───── SELECTED PASSAGE

Not really. We managed to convince them, and later on, around 1975, I was a member of the DFG senate and I managed to get what is called “general support” for this type of research. Not only for us, of course.

Nebeker:

For the field?

Schuessler:

For the field, and this way other institutes, other universities, became interested in the topic. We met every year to report our results, and the whole thing grew.

Nebeker:

From your Cornell days onward, did you continue to go to international conferences and publish internationally?

Schuessler:

Yes, there were only two more Arden House conferences, in 1972 and 1974. There were no more after that. I didn’t attend the first ICASSP in 1976, but I later on I went to quite a few SSP conferences as well as the conferences of the IEEE Circuits and Systems Society. I didn’t attend all, but I went to quite a few.

Nebeker:

I talked with Bede Liu at Princeton University recently, and he told me that he was at one point president of the Circuits and Systems Society. He said that he made the proposal that the organization be circuit signals and systems and wanted to bring signal processing into that society. Of course there's a real overlap, but we now know what happened was that signal processing went to acoustics.

Schuessler:

This was to a large extent the work of Larry Rabiner. I'm pretty sure about that. He was, as far as I recall, one of the first presidents, and I think he founded ICASSP. I think he was the president of the Society when the first conference was held in 1976. I recall something about that. Starting with the first Arden House Conference, I had just contacted the people and the other groups in Germany and committees that would support the exchange. The first one I got was Tom Parks. Tom Parks was, by the way, my first and only graduate student at Cornell. He did his master's thesis with me. I convinced him that he should come to Erlangen and he spent a year with us, and later on Sid Burrus was with us twice for a year and there was as well a couple of others who came over for a year. I have been to the States again for some months at MIT with Alan Oppenheim and at Rice University for a couple of months.

──────────
───── ENTRIES SHOWN

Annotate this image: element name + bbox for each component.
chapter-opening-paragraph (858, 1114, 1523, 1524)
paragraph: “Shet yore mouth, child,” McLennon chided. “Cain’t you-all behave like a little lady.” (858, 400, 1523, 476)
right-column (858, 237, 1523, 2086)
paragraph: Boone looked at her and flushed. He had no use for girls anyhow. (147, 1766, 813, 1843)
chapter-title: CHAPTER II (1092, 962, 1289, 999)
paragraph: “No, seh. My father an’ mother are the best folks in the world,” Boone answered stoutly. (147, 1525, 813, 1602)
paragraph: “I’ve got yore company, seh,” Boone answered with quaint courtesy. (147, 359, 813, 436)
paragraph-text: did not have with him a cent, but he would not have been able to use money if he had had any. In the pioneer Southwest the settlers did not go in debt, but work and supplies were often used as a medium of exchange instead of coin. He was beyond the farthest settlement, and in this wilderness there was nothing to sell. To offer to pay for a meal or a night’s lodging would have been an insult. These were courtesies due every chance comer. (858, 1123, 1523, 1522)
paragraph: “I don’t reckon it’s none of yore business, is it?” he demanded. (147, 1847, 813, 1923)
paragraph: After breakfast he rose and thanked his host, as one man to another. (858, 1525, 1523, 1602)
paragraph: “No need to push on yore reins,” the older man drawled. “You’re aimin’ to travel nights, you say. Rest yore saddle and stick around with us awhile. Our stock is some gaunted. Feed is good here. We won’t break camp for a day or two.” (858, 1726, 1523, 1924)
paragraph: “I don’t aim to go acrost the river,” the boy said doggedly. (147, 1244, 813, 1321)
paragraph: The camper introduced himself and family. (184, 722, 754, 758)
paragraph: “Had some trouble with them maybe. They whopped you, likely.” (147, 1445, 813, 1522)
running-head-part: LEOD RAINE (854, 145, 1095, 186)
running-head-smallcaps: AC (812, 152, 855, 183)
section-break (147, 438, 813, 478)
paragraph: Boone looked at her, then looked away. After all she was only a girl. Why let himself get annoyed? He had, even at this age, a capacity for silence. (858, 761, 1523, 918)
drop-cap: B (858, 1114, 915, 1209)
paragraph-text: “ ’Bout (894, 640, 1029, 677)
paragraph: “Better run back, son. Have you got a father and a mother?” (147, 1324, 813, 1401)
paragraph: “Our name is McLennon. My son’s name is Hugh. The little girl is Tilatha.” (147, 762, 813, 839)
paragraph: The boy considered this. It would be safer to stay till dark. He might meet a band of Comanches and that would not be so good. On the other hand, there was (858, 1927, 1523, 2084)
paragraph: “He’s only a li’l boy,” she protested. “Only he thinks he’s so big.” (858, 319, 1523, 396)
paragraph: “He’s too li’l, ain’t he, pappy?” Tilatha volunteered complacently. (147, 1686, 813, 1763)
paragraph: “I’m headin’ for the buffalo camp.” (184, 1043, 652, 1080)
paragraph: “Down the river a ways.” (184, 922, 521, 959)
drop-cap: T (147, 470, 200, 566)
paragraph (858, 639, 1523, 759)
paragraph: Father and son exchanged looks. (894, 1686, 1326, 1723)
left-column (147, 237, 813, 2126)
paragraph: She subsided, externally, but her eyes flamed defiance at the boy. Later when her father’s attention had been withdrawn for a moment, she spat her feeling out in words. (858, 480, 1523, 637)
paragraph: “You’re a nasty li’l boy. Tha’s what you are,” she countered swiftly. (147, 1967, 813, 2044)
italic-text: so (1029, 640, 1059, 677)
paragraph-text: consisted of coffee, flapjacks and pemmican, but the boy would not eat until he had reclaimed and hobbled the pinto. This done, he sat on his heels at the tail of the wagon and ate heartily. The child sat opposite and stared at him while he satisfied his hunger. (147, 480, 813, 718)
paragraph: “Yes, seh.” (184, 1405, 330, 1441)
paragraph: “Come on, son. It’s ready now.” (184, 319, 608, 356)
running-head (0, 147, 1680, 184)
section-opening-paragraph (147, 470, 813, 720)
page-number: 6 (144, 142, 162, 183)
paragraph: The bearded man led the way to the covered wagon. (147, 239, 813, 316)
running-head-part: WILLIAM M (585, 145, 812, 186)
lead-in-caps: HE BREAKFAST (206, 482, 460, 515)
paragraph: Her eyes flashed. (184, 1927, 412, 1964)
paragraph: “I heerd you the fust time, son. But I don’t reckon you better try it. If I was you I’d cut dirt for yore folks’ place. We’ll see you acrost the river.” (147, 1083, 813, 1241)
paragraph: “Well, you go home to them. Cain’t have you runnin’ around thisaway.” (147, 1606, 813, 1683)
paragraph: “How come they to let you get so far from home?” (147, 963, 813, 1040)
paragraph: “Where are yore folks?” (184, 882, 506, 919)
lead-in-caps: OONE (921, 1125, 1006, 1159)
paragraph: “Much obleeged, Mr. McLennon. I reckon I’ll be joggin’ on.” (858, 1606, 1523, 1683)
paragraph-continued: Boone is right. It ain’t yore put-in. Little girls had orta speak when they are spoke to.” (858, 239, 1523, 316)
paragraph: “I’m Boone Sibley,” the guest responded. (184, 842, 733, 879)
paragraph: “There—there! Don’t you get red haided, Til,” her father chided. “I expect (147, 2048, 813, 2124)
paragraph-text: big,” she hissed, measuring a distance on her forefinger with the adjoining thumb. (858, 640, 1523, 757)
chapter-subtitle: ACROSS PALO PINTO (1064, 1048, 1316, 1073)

──────────

■ REQUESTS
A. List every person mentioned by name within the spoken lines of the interview excerpt, not counting the speaker labels.
B. Answer these questions from the interview excerpt:
(i) Around what year was Schuessler a member of the DFG senate?
(ii) In which years were the last two Arden House conferences held?
(iii) What did Tom Parks complete with Schuessler at Cornell?
C. Reproduce the stretch of the interview excerpt from "From your Cornell" through "quite a few.".
The data is separate material and has no connection to the interview excerpt.

■ FULL ANSWERS
A.
Bede Liu
Larry Rabiner
Tom Parks
Sid Burrus
Alan Oppenheim

B.
(i) Around 1975.
(ii) 1972 and 1974.
(iii) His master's thesis.

C.
From your Cornell days onward, did you continue to go to international conferences and publish internationally?

Schuessler:

Yes, there were only two more Arden House conferences, in 1972 and 1974. There were no more after that. I didn’t attend the first ICASSP in 1976, but I later on I went to quite a few SSP conferences as well as the conferences of the IEEE Circuits and Systems Society. I didn’t attend all, but I went to quite a few.